### WHAT YOU SHOULD DO
Find every line in the records that holds the string "trillion". Copy each one.
_ _ _
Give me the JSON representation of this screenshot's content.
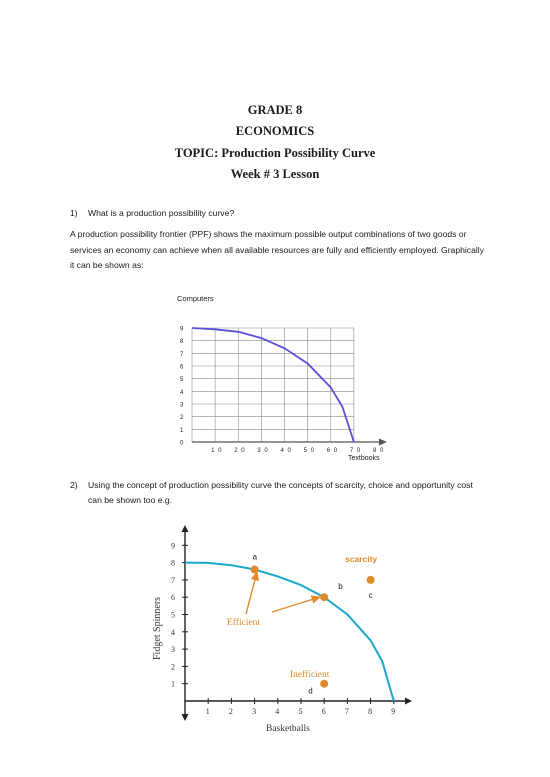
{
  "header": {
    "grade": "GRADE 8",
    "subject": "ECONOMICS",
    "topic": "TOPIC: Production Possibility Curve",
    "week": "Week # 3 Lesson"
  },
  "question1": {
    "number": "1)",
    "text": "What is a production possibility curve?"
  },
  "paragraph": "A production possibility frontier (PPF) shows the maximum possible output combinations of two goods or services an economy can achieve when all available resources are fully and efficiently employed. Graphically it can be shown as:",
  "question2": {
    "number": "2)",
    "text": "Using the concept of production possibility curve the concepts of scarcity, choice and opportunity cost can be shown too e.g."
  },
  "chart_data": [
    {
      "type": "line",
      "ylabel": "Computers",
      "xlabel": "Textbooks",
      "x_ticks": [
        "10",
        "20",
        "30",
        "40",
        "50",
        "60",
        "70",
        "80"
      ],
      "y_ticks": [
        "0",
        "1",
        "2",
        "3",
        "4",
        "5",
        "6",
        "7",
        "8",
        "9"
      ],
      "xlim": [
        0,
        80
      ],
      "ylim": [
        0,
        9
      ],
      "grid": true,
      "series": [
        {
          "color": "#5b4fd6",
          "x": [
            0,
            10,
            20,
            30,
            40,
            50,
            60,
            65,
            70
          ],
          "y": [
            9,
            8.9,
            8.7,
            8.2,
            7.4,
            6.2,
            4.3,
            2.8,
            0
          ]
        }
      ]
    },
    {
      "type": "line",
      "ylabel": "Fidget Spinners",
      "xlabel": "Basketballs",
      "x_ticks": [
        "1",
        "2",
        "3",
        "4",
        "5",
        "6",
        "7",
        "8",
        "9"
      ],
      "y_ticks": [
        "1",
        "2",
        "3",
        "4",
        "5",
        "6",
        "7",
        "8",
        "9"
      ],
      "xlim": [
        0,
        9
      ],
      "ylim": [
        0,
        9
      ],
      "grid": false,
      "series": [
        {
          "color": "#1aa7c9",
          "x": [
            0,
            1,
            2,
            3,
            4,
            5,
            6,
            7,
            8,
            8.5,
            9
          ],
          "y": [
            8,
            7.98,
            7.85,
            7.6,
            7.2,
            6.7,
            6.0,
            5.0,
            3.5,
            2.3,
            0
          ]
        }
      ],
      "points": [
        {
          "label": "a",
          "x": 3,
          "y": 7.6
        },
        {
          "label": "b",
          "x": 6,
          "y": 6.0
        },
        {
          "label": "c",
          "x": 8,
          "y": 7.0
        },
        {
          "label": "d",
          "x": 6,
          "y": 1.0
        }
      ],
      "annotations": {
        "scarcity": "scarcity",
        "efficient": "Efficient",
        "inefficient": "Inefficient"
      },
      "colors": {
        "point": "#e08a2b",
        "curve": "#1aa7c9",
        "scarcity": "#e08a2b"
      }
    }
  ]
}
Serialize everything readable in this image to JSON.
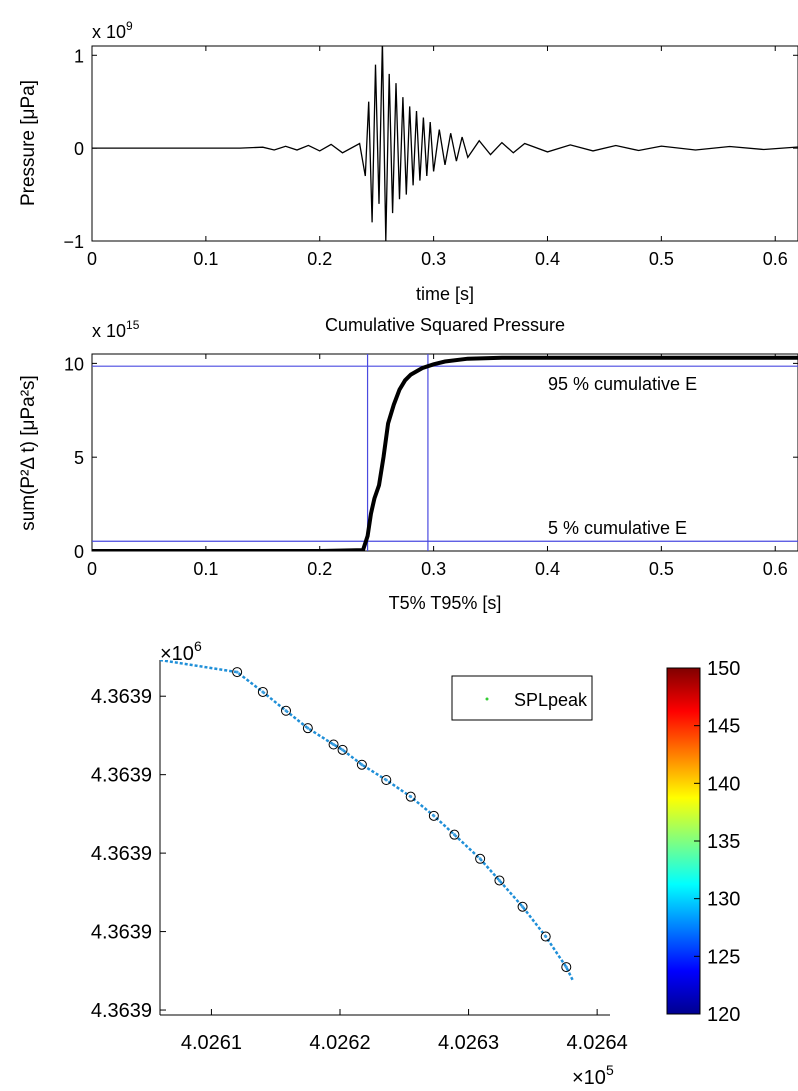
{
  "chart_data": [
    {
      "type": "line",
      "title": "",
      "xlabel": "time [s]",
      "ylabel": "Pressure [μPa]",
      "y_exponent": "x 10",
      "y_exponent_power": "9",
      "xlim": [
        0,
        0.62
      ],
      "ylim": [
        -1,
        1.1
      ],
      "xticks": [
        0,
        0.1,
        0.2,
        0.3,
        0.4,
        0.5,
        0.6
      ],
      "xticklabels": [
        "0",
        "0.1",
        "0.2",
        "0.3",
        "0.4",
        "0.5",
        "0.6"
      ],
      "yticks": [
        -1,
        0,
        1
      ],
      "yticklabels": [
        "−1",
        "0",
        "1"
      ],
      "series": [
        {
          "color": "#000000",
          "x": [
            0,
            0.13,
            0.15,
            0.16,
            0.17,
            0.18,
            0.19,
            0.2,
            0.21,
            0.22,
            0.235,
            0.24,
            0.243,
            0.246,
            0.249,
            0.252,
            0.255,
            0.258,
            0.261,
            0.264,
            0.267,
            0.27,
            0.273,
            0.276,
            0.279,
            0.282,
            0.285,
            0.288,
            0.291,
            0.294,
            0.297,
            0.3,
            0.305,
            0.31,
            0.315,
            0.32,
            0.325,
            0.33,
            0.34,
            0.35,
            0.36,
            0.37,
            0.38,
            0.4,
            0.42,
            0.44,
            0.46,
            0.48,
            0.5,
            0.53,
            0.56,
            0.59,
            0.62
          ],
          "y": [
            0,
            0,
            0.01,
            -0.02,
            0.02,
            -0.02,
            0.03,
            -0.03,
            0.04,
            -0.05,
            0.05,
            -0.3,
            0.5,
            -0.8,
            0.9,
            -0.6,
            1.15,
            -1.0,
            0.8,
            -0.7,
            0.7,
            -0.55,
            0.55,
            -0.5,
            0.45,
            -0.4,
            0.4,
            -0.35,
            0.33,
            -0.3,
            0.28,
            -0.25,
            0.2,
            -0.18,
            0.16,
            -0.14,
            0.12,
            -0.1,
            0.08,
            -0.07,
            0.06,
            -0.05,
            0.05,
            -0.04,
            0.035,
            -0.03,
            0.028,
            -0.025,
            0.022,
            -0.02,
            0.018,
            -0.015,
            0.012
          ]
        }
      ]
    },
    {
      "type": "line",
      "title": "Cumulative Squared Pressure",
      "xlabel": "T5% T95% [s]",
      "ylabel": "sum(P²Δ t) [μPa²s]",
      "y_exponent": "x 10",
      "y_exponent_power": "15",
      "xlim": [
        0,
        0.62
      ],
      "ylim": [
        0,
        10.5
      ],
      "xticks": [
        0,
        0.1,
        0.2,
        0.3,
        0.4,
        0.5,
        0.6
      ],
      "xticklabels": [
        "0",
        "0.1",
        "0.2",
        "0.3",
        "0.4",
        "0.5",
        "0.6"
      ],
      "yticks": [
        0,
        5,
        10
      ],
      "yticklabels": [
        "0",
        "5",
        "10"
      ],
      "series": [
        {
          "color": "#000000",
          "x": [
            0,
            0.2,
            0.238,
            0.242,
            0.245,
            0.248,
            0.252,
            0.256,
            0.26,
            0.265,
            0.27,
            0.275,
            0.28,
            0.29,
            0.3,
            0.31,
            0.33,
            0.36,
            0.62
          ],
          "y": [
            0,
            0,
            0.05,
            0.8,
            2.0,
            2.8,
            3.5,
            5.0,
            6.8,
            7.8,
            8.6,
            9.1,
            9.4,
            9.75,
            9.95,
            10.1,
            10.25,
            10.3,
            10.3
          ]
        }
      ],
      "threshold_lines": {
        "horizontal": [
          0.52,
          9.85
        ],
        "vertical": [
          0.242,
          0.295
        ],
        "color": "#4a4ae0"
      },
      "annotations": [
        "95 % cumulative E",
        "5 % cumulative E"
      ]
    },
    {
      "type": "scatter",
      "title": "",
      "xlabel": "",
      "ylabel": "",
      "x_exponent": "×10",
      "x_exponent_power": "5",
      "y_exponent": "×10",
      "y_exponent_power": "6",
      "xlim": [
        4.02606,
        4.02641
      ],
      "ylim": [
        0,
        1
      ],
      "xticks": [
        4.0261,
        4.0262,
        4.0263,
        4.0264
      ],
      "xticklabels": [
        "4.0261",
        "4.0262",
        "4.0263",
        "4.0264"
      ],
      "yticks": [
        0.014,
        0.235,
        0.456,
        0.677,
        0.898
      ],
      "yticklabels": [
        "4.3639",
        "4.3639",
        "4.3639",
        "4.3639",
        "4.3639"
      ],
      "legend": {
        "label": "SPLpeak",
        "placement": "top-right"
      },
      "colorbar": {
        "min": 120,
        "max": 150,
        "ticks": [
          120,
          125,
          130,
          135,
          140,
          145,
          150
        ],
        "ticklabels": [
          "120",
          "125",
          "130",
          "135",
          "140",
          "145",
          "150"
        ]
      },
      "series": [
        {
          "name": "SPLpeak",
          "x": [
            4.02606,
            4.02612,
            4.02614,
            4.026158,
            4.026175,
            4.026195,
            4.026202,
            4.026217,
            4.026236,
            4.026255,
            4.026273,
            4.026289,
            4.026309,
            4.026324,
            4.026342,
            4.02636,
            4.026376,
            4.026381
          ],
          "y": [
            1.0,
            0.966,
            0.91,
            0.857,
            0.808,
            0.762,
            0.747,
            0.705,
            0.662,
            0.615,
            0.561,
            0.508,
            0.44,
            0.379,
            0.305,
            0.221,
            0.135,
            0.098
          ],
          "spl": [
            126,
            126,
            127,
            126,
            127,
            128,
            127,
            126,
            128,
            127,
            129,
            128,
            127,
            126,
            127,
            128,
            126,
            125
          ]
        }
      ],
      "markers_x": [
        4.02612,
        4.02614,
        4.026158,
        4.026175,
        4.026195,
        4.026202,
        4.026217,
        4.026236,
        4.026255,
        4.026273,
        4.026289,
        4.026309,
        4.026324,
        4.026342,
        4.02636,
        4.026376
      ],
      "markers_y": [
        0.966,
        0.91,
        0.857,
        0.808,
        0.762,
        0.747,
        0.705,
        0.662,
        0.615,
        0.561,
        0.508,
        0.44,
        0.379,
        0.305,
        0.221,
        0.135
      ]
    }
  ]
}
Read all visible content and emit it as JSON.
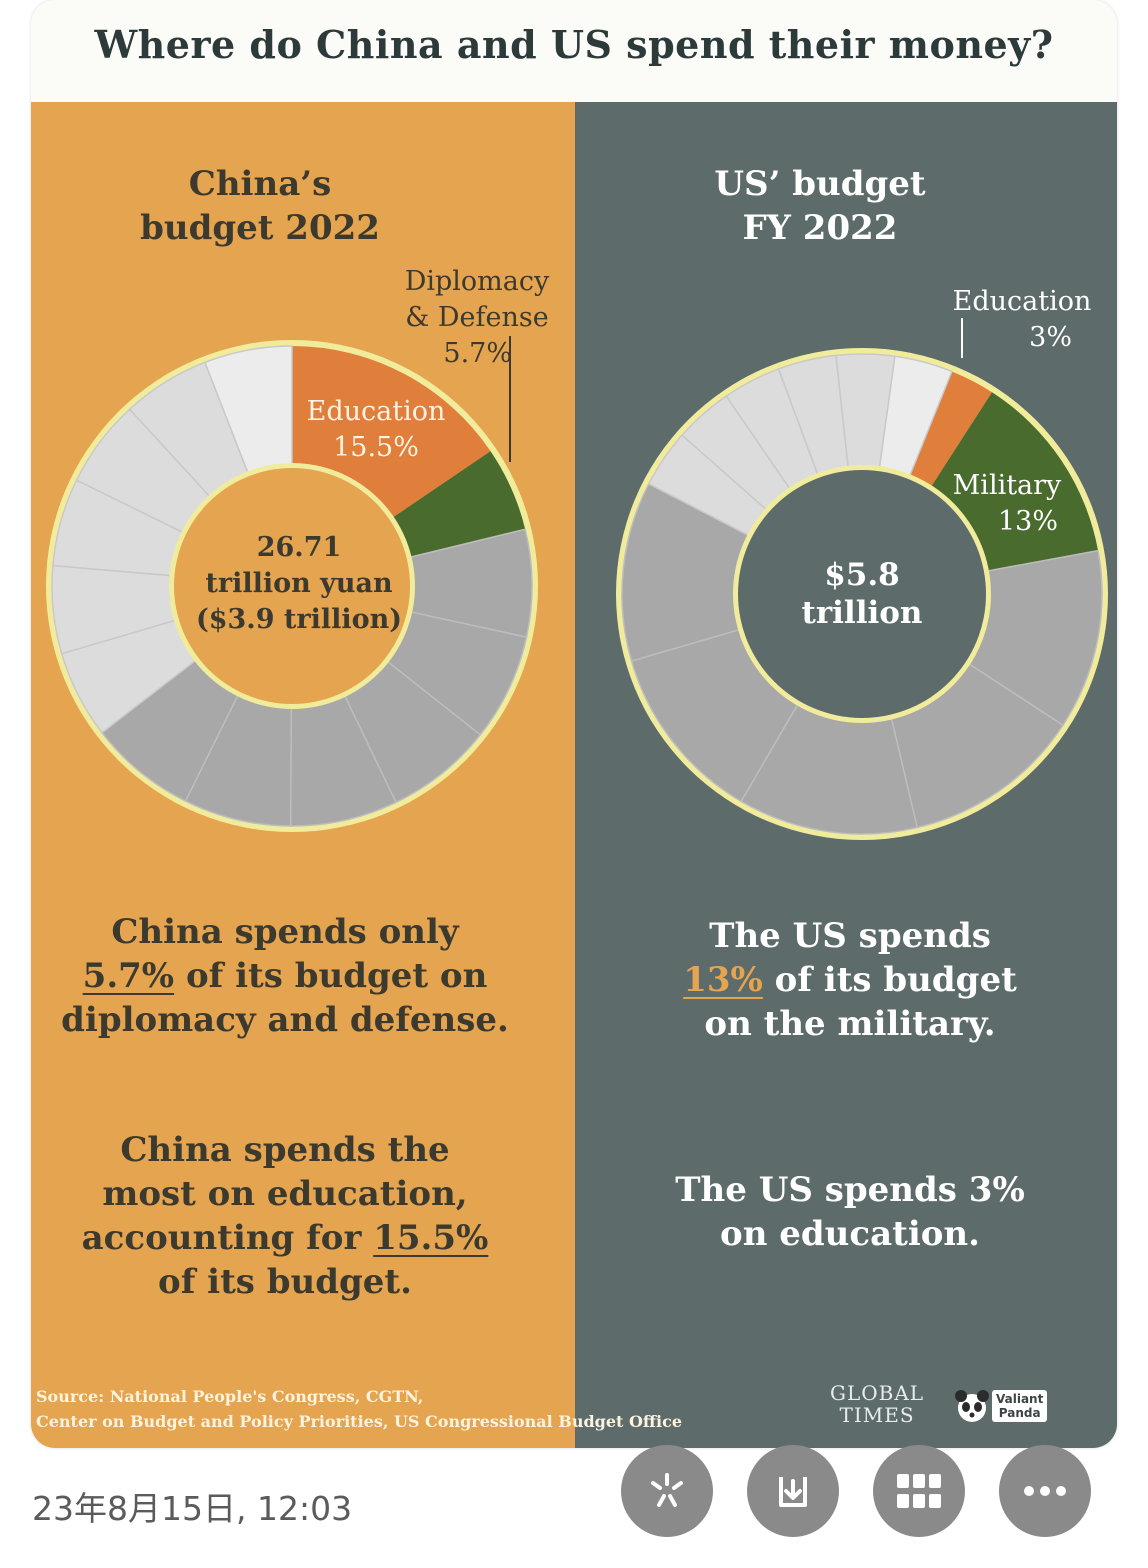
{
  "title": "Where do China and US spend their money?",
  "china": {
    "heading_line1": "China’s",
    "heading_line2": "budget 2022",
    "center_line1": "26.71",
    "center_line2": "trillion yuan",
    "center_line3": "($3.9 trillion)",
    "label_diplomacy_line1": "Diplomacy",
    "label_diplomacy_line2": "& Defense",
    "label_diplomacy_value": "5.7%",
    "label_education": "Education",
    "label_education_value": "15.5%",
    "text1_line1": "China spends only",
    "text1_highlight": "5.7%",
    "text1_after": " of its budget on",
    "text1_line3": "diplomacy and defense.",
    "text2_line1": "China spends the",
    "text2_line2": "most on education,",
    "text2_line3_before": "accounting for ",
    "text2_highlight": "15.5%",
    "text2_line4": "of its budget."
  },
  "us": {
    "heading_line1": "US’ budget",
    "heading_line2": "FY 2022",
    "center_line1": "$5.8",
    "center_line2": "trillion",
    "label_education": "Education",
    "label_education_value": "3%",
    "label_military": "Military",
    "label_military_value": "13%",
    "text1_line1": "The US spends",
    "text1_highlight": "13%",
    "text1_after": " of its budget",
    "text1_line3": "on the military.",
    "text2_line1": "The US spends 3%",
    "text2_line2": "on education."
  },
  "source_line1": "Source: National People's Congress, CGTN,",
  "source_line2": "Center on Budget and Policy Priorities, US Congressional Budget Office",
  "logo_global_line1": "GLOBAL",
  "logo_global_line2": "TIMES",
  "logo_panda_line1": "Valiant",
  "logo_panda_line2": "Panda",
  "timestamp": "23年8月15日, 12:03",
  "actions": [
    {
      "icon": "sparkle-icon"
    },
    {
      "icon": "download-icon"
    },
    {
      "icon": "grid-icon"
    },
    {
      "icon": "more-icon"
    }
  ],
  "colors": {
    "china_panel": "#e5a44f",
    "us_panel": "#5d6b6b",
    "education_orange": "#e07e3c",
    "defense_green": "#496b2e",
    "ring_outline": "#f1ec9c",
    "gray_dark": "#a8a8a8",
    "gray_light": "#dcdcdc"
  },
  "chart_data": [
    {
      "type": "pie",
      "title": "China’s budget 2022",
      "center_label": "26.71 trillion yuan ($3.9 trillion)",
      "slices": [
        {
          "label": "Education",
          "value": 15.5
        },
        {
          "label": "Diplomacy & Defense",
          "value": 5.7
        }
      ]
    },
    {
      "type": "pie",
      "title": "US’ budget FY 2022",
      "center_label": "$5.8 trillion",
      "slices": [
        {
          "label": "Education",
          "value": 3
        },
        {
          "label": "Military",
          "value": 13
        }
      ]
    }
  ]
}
_ _ _
### COMPLETED TASK
    "center_line2": "trillion yuan",
    "center_line3": "($3.9 trillion)",
    "center_line2": "trillion",
      "center_label": "26.71 trillion yuan ($3.9 trillion)",
      "center_label": "$5.8 trillion",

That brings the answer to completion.